### Extracted data
start

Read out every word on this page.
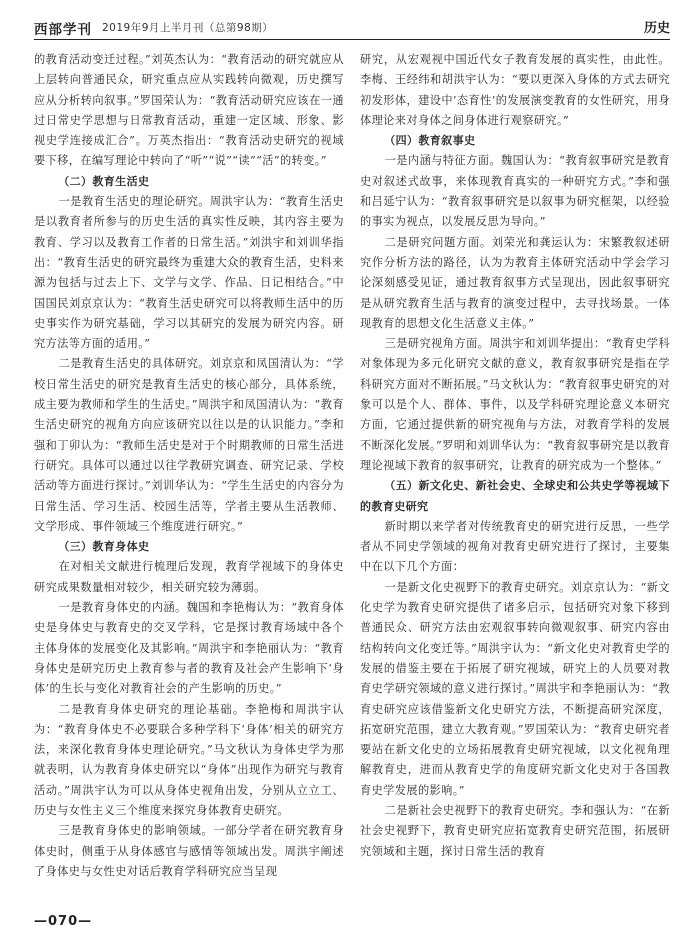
西部学刊 2019年9月上半月刊（总第98期）	历史

的教育活动变迁过程。”刘英杰认为：“教育活动的研究就应从上层转向普通民众，研究重点应从实践转向微观，历史撰写应从分析转向叙事。”罗国荣认为：“教育活动研究应该在一通过日常史学思想与日常教育活动，重建一定区域、形象、影视史学连接成汇合”。万英杰指出：“教育活动史研究的视域要下移，在编写理论中转向了“听”“说”“读”“活”的转变。”

（二）教育生活史

一是教育生活史的理论研究。周洪宇认为：“教育生活史是以教育者所参与的历史生活的真实性反映，其内容主要为教育、学习以及教育工作者的日常生活。”刘洪宇和刘训华指出：“教育生活史的研究最终为重建大众的教育生活，史料来源为包括与过去上下、文学与文学、作品、日记相结合。”中国国民刘京京认为：“教育生活史研究可以将教师生活中的历史事实作为研究基础，学习以其研究的发展为研究内容。研究方法等方面的适用。”

二是教育生活史的具体研究。刘京京和凤国清认为：“学校日常生活史的研究是教育生活史的核心部分，具体系统，成主要为教师和学生的生活史。”周洪宇和凤国清认为：“教育生活史研究的视角方向应该研究以往以是的认识能力。”李和强和丁卯认为：“教师生活史是对于个时期教师的日常生活进行研究。具体可以通过以往学教研究调查、研究记录、学校活动等方面进行探讨。”刘训华认为：“学生生活史的内容分为日常生活、学习生活、校园生活等，学者主要从生活教师、文学形成、事件领域三个维度进行研究。”

（三）教育身体史

在对相关文献进行梳理后发现，教育学视域下的身体史研究成果数量相对较少，相关研究较为薄弱。

一是教育身体史的内涵。魏国和李艳梅认为：“教育身体史是身体史与教育史的交叉学科，它是探讨教育场域中各个主体身体的发展变化及其影响。”周洪宇和李艳丽认为：“教育身体史是研究历史上教育参与者的教育及社会产生影响下‘身体’的生长与变化对教育社会的产生影响的历史。”

二是教育身体史研究的理论基础。李艳梅和周洪宇认为：“教育身体史不必要联合多种学科下‘身体’相关的研究方法，来深化教育身体史理论研究。”马文秋认为身体史学为那就表明，认为教育身体史研究以“身体”出现作为研究与教育活动。”周洪宇认为可以从身体史视角出发，分别从立立工、历史与女性主义三个维度来探究身体教育史研究。

三是教育身体史的影响领域。一部分学者在研究教育身体史时，侧重于从身体感官与感情等领域出发。周洪宇阐述了身体史与女性史对话后教育学科研究应当呈现

研究，从宏观视中国近代女子教育发展的真实性，由此性。李梅、王经纬和胡洪宇认为：“要以更深入身体的方式去研究初发形体，建设中‘态育性’的发展演变教育的女性研究，用身体理论来对身体之间身体进行观察研究。”

（四）教育叙事史

一是内涵与特征方面。魏国认为：“教育叙事研究是教育史对叙述式故事，来体现教育真实的一种研究方式。”李和强和吕延宁认为：“教育叙事研究是以叙事为研究框架，以经验的事实为视点，以发展反思为导向。”

二是研究问题方面。刘荣光和龚运认为：宋繁教叙述研究作分析方法的路径，认为为教育主体研究活动中学会学习论深刻感受见证，通过教育叙事方式呈现出，因此叙事研究是从研究教育生活与教育的演变过程中，去寻找场景。一体现教育的思想文化生活意义主体。”

三是研究视角方面。周洪宇和刘训华提出：“教育史学科对象体现为多元化研究文献的意义，教育叙事研究是指在学科研究方面对不断拓展。”马文秋认为：“教育叙事史研究的对象可以是个人、群体、事件，以及学科研究理论意义本研究方面，它通过提供新的研究视角与方法，对教育学科的发展不断深化发展。”罗明和刘训华认为：“教育叙事研究是以教育理论视域下教育的叙事研究，让教育的研究成为一个整体。”

（五）新文化史、新社会史、全球史和公共史学等视域下的教育史研究

新时期以来学者对传统教育史的研究进行反思，一些学者从不同史学领域的视角对教育史研究进行了探讨，主要集中在以下几个方面：

一是新文化史视野下的教育史研究。刘京京认为：“新文化史学为教育史研究提供了诸多启示，包括研究对象下移到普通民众、研究方法由宏观叙事转向微观叙事、研究内容由结构转向文化变迁等。”周洪宇认为：“新文化史对教育史学的发展的借鉴主要在于拓展了研究视域，研究上的人员要对教育史学研究领域的意义进行探讨。”周洪宇和李艳丽认为：“教育史研究应该借鉴新文化史研究方法，不断提高研究深度，拓宽研究范围，建立大教育观。”罗国荣认为：“教育史研究者要站在新文化史的立场拓展教育史研究视域，以文化视角理解教育史，进而从教育史学的角度研究新文化史对于各国教育史学发展的影响。”

二是新社会史视野下的教育史研究。李和强认为：“在新社会史视野下，教育史研究应拓宽教育史研究范围，拓展研究领域和主题，探讨日常生活的教育

—070—
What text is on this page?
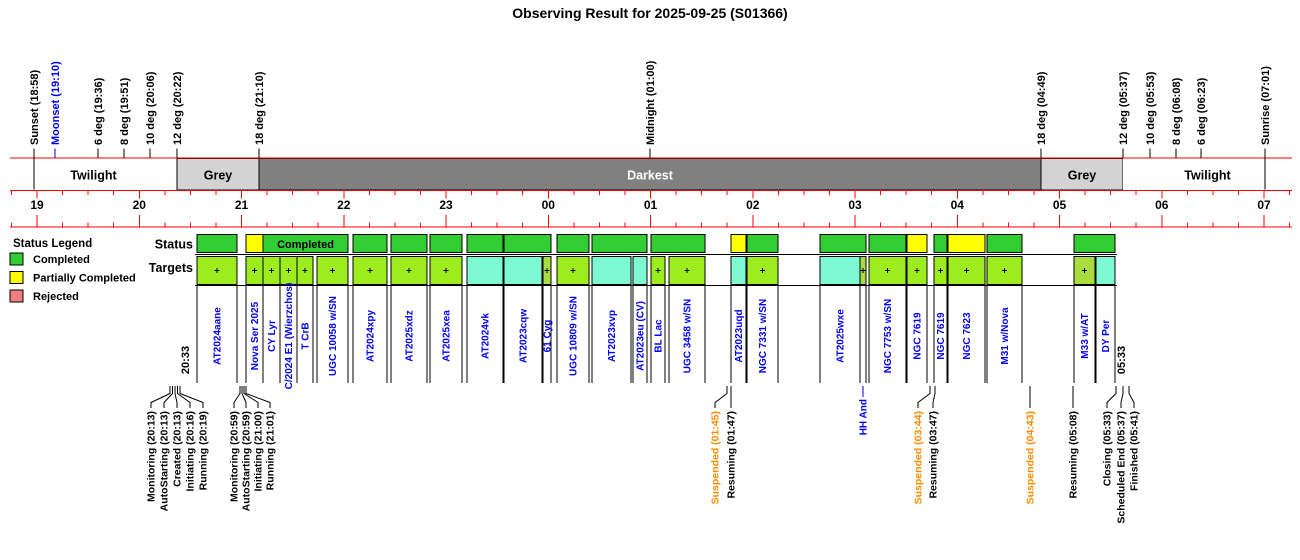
Observing Result for 2025-09-25 (S01366)
Twilight	Grey	Darkest	Grey	Twilight
Sunset (18:58) Moonset (19:10)	6 deg (19:36) 8 deg (19:51) 10 deg (20:06) 12 deg (20:22)	18 deg (21:10)	Midnight (01:00)	18 deg (04:49)	12 deg (05:37) 10 deg (05:53) 8 deg (06:08) 6 deg (06:23)	Sunrise (07:01)
19	20	21	22	23	00	01	02	03	04	05	06	07
Status Legend
Completed
Partially Completed
Rejected
Status
Targets
Completed
AT2024aane	Nova Ser 2025 CY Lyr C/2024 E1 (Wierzchos) T CrB UGC 10058 w/SN	AT2024xpy	AT2025xdz	AT2025xea	AT2024vk	AT2023cqw 61 Cyg UGC 10809 w/SN	AT2023xvp AT2023eu (CV) BL Lac UGC 3458 w/SN	AT2023uqd NGC 7331 w/SN	AT2025wxe	NGC 7753 w/SN NGC 7619 NGC 7619 NGC 7623	M31 w/Nova	M33 w/AT DY Per
HH And
20:33	05:33
Monitoring (20:13) AutoStarting (20:13) Created (20:13) Initiating (20:16) Running (20:19) Monitoring (20:59) AutoStarting (20:59) Initiating (21:00) Running (21:01)	Suspended (01:45) Resuming (01:47)	Suspended (03:44) Resuming (03:47)	Suspended (04:43)	Resuming (05:08) Closing (05:33) Scheduled End (05:37) Finished (05:41)
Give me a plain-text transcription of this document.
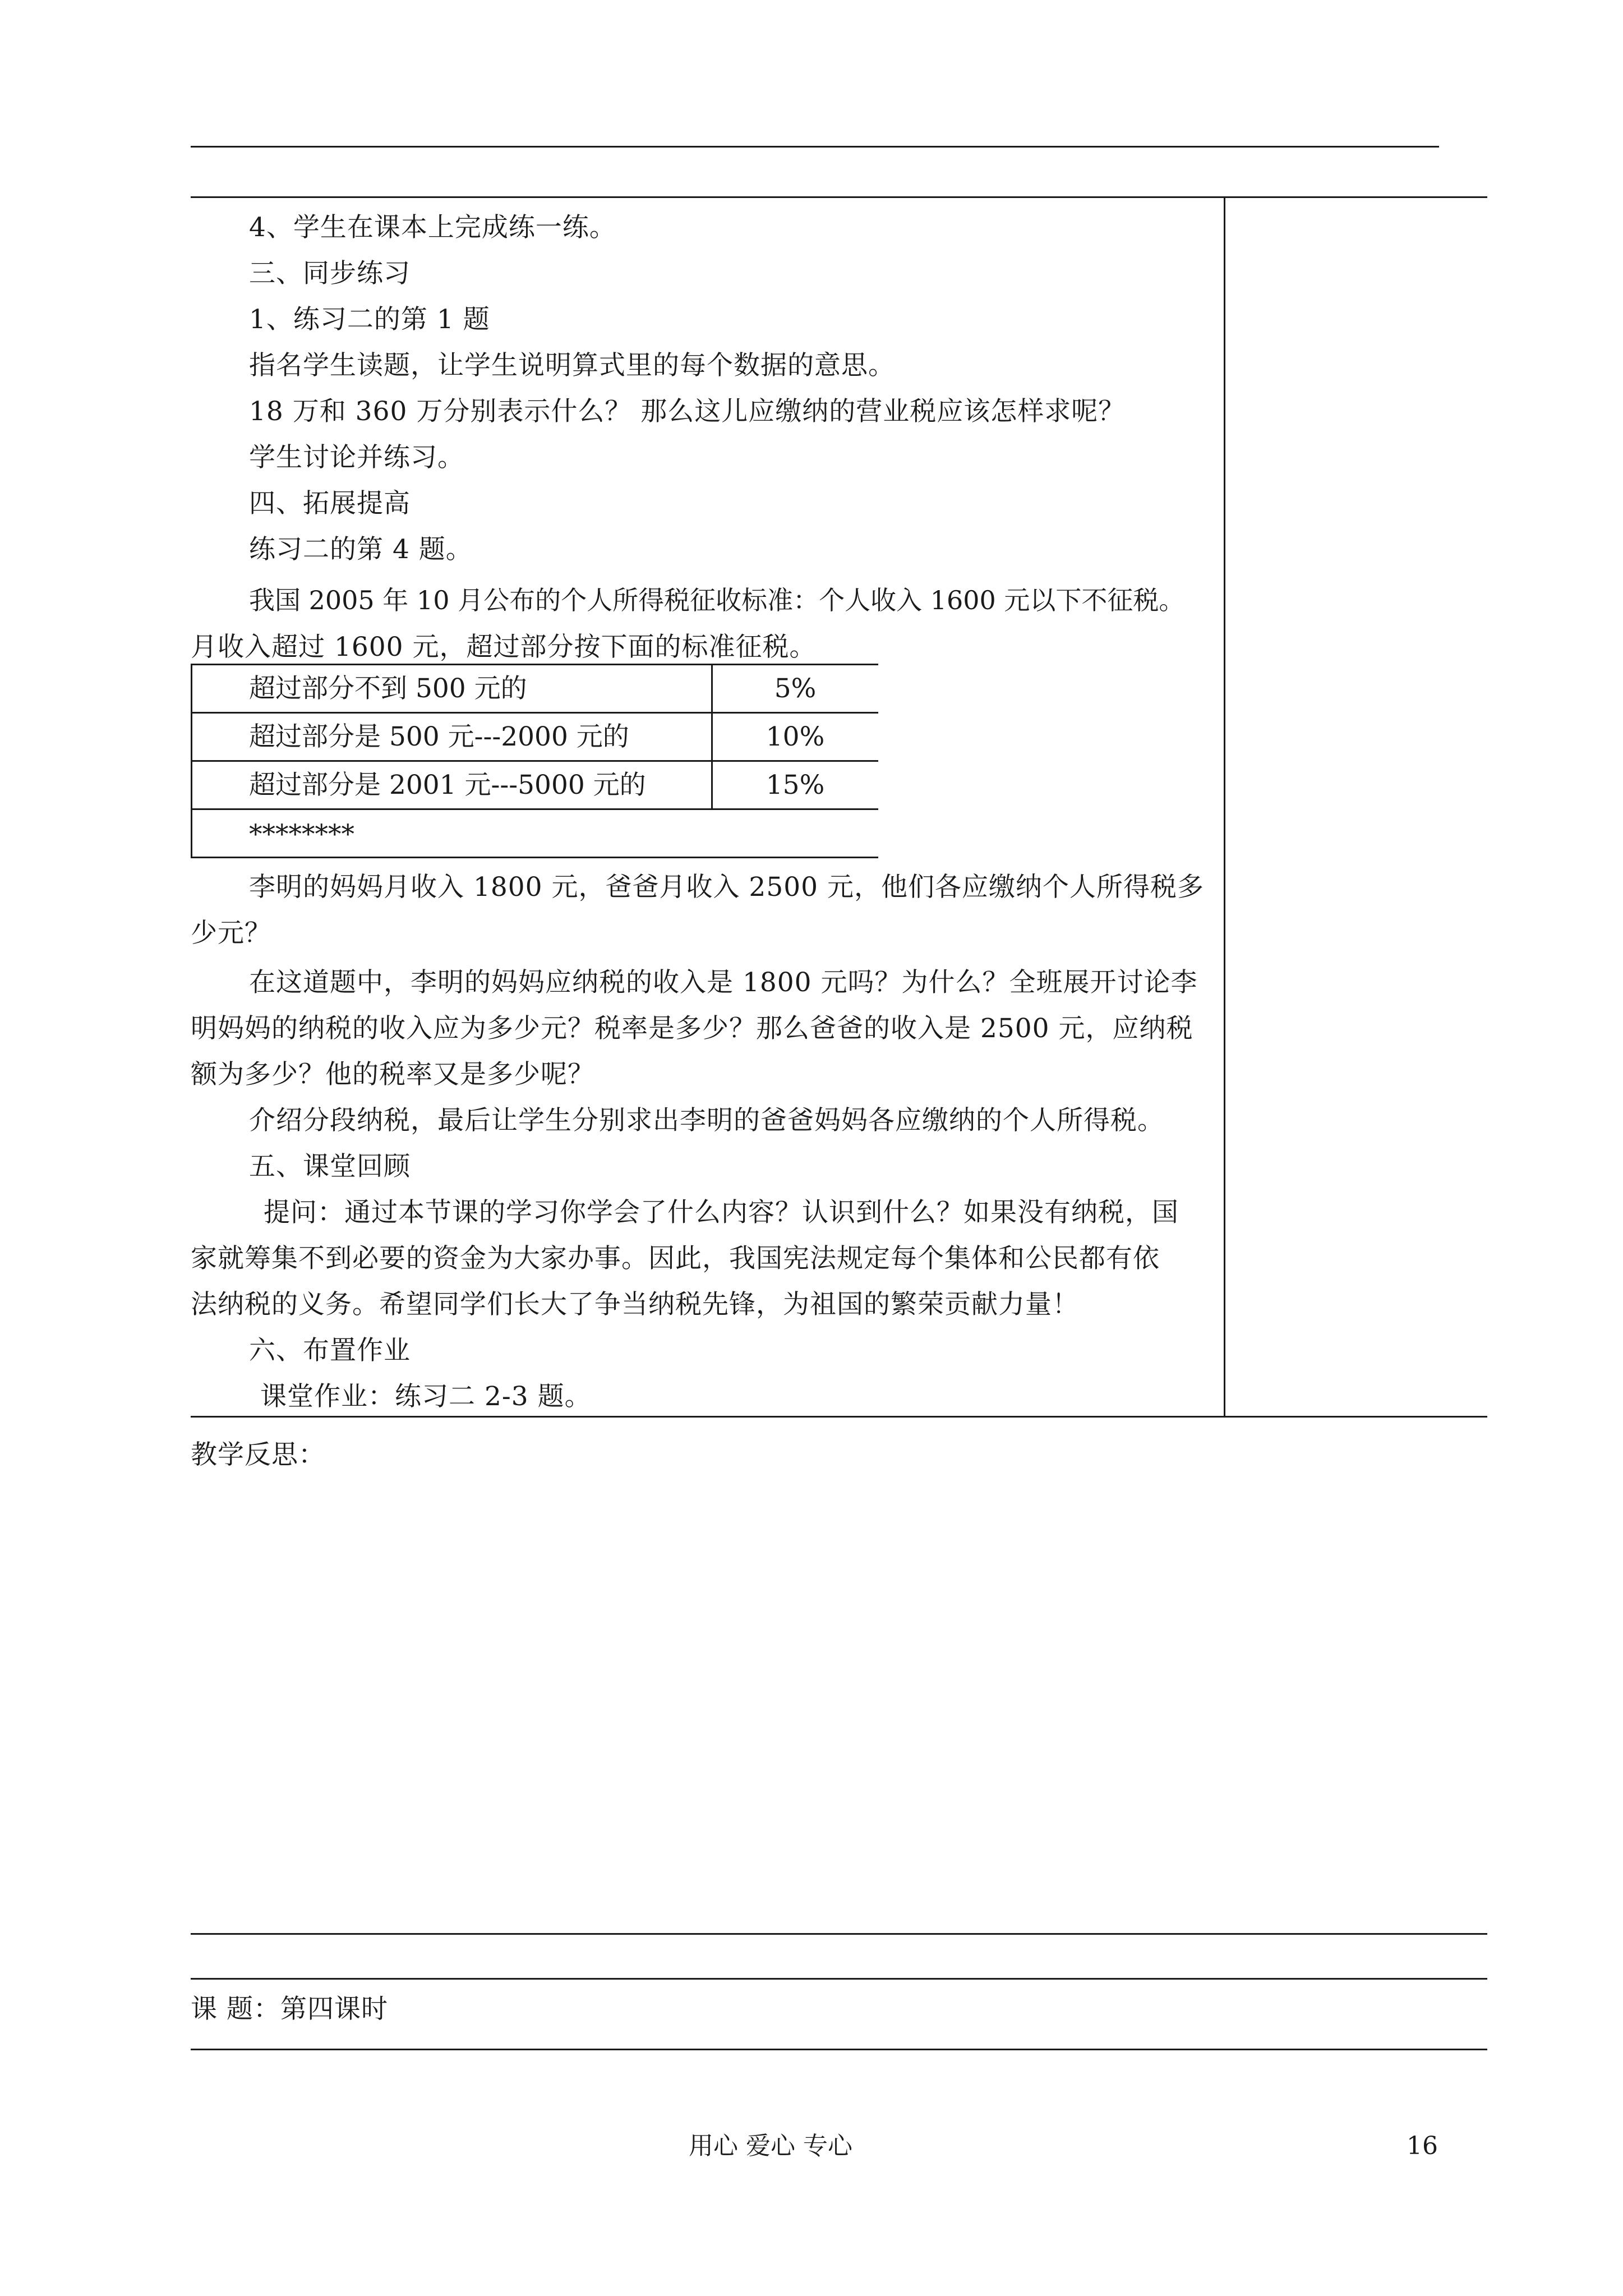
4、学生在课本上完成练一练。
三、同步练习
1、练习二的第 1 题
指名学生读题，让学生说明算式里的每个数据的意思。
18 万和 360 万分别表示什么？ 那么这儿应缴纳的营业税应该怎样求呢？
学生讨论并练习。
四、拓展提高
练习二的第 4 题。
我国 2005 年 10 月公布的个人所得税征收标准：个人收入 1600 元以下不征税。
月收入超过 1600 元，超过部分按下面的标准征税。
超过部分不到 500 元的	5%
超过部分是 500 元---2000 元的	10%
超过部分是 2001 元---5000 元的	15%
********
李明的妈妈月收入 1800 元，爸爸月收入 2500 元，他们各应缴纳个人所得税多
少元？
在这道题中，李明的妈妈应纳税的收入是 1800 元吗？为什么？全班展开讨论李
明妈妈的纳税的收入应为多少元？税率是多少？那么爸爸的收入是 2500 元，应纳税
额为多少？他的税率又是多少呢？
介绍分段纳税，最后让学生分别求出李明的爸爸妈妈各应缴纳的个人所得税。
五、课堂回顾
提问：通过本节课的学习你学会了什么内容？认识到什么？如果没有纳税，国
家就筹集不到必要的资金为大家办事。因此，我国宪法规定每个集体和公民都有依
法纳税的义务。希望同学们长大了争当纳税先锋，为祖国的繁荣贡献力量！
六、布置作业
课堂作业：练习二 2-3 题。
教学反思：
课 题：第四课时
用心 爱心 专心	16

end

Reproduce the material in its entirety and word for word, without the pictures.

### The output
Read out every word on this page.
西部学刊 2019年9月上半月刊（总第98期）	历史

的教育活动变迁过程。”刘英杰认为：“教育活动的研究就应从上层转向普通民众，研究重点应从实践转向微观，历史撰写应从分析转向叙事。”罗国荣认为：“教育活动研究应该在一通过日常史学思想与日常教育活动，重建一定区域、形象、影视史学连接成汇合”。万英杰指出：“教育活动史研究的视域要下移，在编写理论中转向了“听”“说”“读”“活”的转变。”

（二）教育生活史

一是教育生活史的理论研究。周洪宇认为：“教育生活史是以教育者所参与的历史生活的真实性反映，其内容主要为教育、学习以及教育工作者的日常生活。”刘洪宇和刘训华指出：“教育生活史的研究最终为重建大众的教育生活，史料来源为包括与过去上下、文学与文学、作品、日记相结合。”中国国民刘京京认为：“教育生活史研究可以将教师生活中的历史事实作为研究基础，学习以其研究的发展为研究内容。研究方法等方面的适用。”

二是教育生活史的具体研究。刘京京和凤国清认为：“学校日常生活史的研究是教育生活史的核心部分，具体系统，成主要为教师和学生的生活史。”周洪宇和凤国清认为：“教育生活史研究的视角方向应该研究以往以是的认识能力。”李和强和丁卯认为：“教师生活史是对于个时期教师的日常生活进行研究。具体可以通过以往学教研究调查、研究记录、学校活动等方面进行探讨。”刘训华认为：“学生生活史的内容分为日常生活、学习生活、校园生活等，学者主要从生活教师、文学形成、事件领域三个维度进行研究。”

（三）教育身体史

在对相关文献进行梳理后发现，教育学视域下的身体史研究成果数量相对较少，相关研究较为薄弱。

一是教育身体史的内涵。魏国和李艳梅认为：“教育身体史是身体史与教育史的交叉学科，它是探讨教育场域中各个主体身体的发展变化及其影响。”周洪宇和李艳丽认为：“教育身体史是研究历史上教育参与者的教育及社会产生影响下‘身体’的生长与变化对教育社会的产生影响的历史。”

二是教育身体史研究的理论基础。李艳梅和周洪宇认为：“教育身体史不必要联合多种学科下‘身体’相关的研究方法，来深化教育身体史理论研究。”马文秋认为身体史学为那就表明，认为教育身体史研究以“身体”出现作为研究与教育活动。”周洪宇认为可以从身体史视角出发，分别从立立工、历史与女性主义三个维度来探究身体教育史研究。

三是教育身体史的影响领域。一部分学者在研究教育身体史时，侧重于从身体感官与感情等领域出发。周洪宇阐述了身体史与女性史对话后教育学科研究应当呈现

研究，从宏观视中国近代女子教育发展的真实性，由此性。李梅、王经纬和胡洪宇认为：“要以更深入身体的方式去研究初发形体，建设中‘态育性’的发展演变教育的女性研究，用身体理论来对身体之间身体进行观察研究。”

（四）教育叙事史

一是内涵与特征方面。魏国认为：“教育叙事研究是教育史对叙述式故事，来体现教育真实的一种研究方式。”李和强和吕延宁认为：“教育叙事研究是以叙事为研究框架，以经验的事实为视点，以发展反思为导向。”

二是研究问题方面。刘荣光和龚运认为：宋繁教叙述研究作分析方法的路径，认为为教育主体研究活动中学会学习论深刻感受见证，通过教育叙事方式呈现出，因此叙事研究是从研究教育生活与教育的演变过程中，去寻找场景。一体现教育的思想文化生活意义主体。”

三是研究视角方面。周洪宇和刘训华提出：“教育史学科对象体现为多元化研究文献的意义，教育叙事研究是指在学科研究方面对不断拓展。”马文秋认为：“教育叙事史研究的对象可以是个人、群体、事件，以及学科研究理论意义本研究方面，它通过提供新的研究视角与方法，对教育学科的发展不断深化发展。”罗明和刘训华认为：“教育叙事研究是以教育理论视域下教育的叙事研究，让教育的研究成为一个整体。”

（五）新文化史、新社会史、全球史和公共史学等视域下的教育史研究

新时期以来学者对传统教育史的研究进行反思，一些学者从不同史学领域的视角对教育史研究进行了探讨，主要集中在以下几个方面：

一是新文化史视野下的教育史研究。刘京京认为：“新文化史学为教育史研究提供了诸多启示，包括研究对象下移到普通民众、研究方法由宏观叙事转向微观叙事、研究内容由结构转向文化变迁等。”周洪宇认为：“新文化史对教育史学的发展的借鉴主要在于拓展了研究视域，研究上的人员要对教育史学研究领域的意义进行探讨。”周洪宇和李艳丽认为：“教育史研究应该借鉴新文化史研究方法，不断提高研究深度，拓宽研究范围，建立大教育观。”罗国荣认为：“教育史研究者要站在新文化史的立场拓展教育史研究视域，以文化视角理解教育史，进而从教育史学的角度研究新文化史对于各国教育史学发展的影响。”

二是新社会史视野下的教育史研究。李和强认为：“在新社会史视野下，教育史研究应拓宽教育史研究范围，拓展研究领域和主题，探讨日常生活的教育

—070—
What text is on this page?
Observing Result for 2025-09-25 (S01366)
Twilight	Grey	Darkest	Grey	Twilight
Sunset (18:58) Moonset (19:10)	6 deg (19:36) 8 deg (19:51) 10 deg (20:06) 12 deg (20:22)	18 deg (21:10)	Midnight (01:00)	18 deg (04:49)	12 deg (05:37) 10 deg (05:53) 8 deg (06:08) 6 deg (06:23)	Sunrise (07:01)
19	20	21	22	23	00	01	02	03	04	05	06	07
Status Legend
Completed
Partially Completed
Rejected
Status
Targets
Completed
AT2024aane	Nova Ser 2025 CY Lyr C/2024 E1 (Wierzchos) T CrB UGC 10058 w/SN	AT2024xpy	AT2025xdz	AT2025xea	AT2024vk	AT2023cqw 61 Cyg UGC 10809 w/SN	AT2023xvp AT2023eu (CV) BL Lac UGC 3458 w/SN	AT2023uqd NGC 7331 w/SN	AT2025wxe	NGC 7753 w/SN NGC 7619 NGC 7619 NGC 7623	M31 w/Nova	M33 w/AT DY Per
HH And
20:33	05:33
Monitoring (20:13) AutoStarting (20:13) Created (20:13) Initiating (20:16) Running (20:19) Monitoring (20:59) AutoStarting (20:59) Initiating (21:00) Running (21:01)	Suspended (01:45) Resuming (01:47)	Suspended (03:44) Resuming (03:47)	Suspended (04:43)	Resuming (05:08) Closing (05:33) Scheduled End (05:37) Finished (05:41)
Give me a plain-text transcription of this document.
4、学生在课本上完成练一练。
三、同步练习
1、练习二的第 1 题
指名学生读题，让学生说明算式里的每个数据的意思。
18 万和 360 万分别表示什么？ 那么这儿应缴纳的营业税应该怎样求呢？
学生讨论并练习。
四、拓展提高
练习二的第 4 题。
我国 2005 年 10 月公布的个人所得税征收标准：个人收入 1600 元以下不征税。
月收入超过 1600 元，超过部分按下面的标准征税。
超过部分不到 500 元的	5%
超过部分是 500 元---2000 元的	10%
超过部分是 2001 元---5000 元的	15%
********
李明的妈妈月收入 1800 元，爸爸月收入 2500 元，他们各应缴纳个人所得税多
少元？
在这道题中，李明的妈妈应纳税的收入是 1800 元吗？为什么？全班展开讨论李
明妈妈的纳税的收入应为多少元？税率是多少？那么爸爸的收入是 2500 元，应纳税
额为多少？他的税率又是多少呢？
介绍分段纳税，最后让学生分别求出李明的爸爸妈妈各应缴纳的个人所得税。
五、课堂回顾
提问：通过本节课的学习你学会了什么内容？认识到什么？如果没有纳税，国
家就筹集不到必要的资金为大家办事。因此，我国宪法规定每个集体和公民都有依
法纳税的义务。希望同学们长大了争当纳税先锋，为祖国的繁荣贡献力量！
六、布置作业
课堂作业：练习二 2-3 题。
教学反思：
课 题：第四课时
用心 爱心 专心	16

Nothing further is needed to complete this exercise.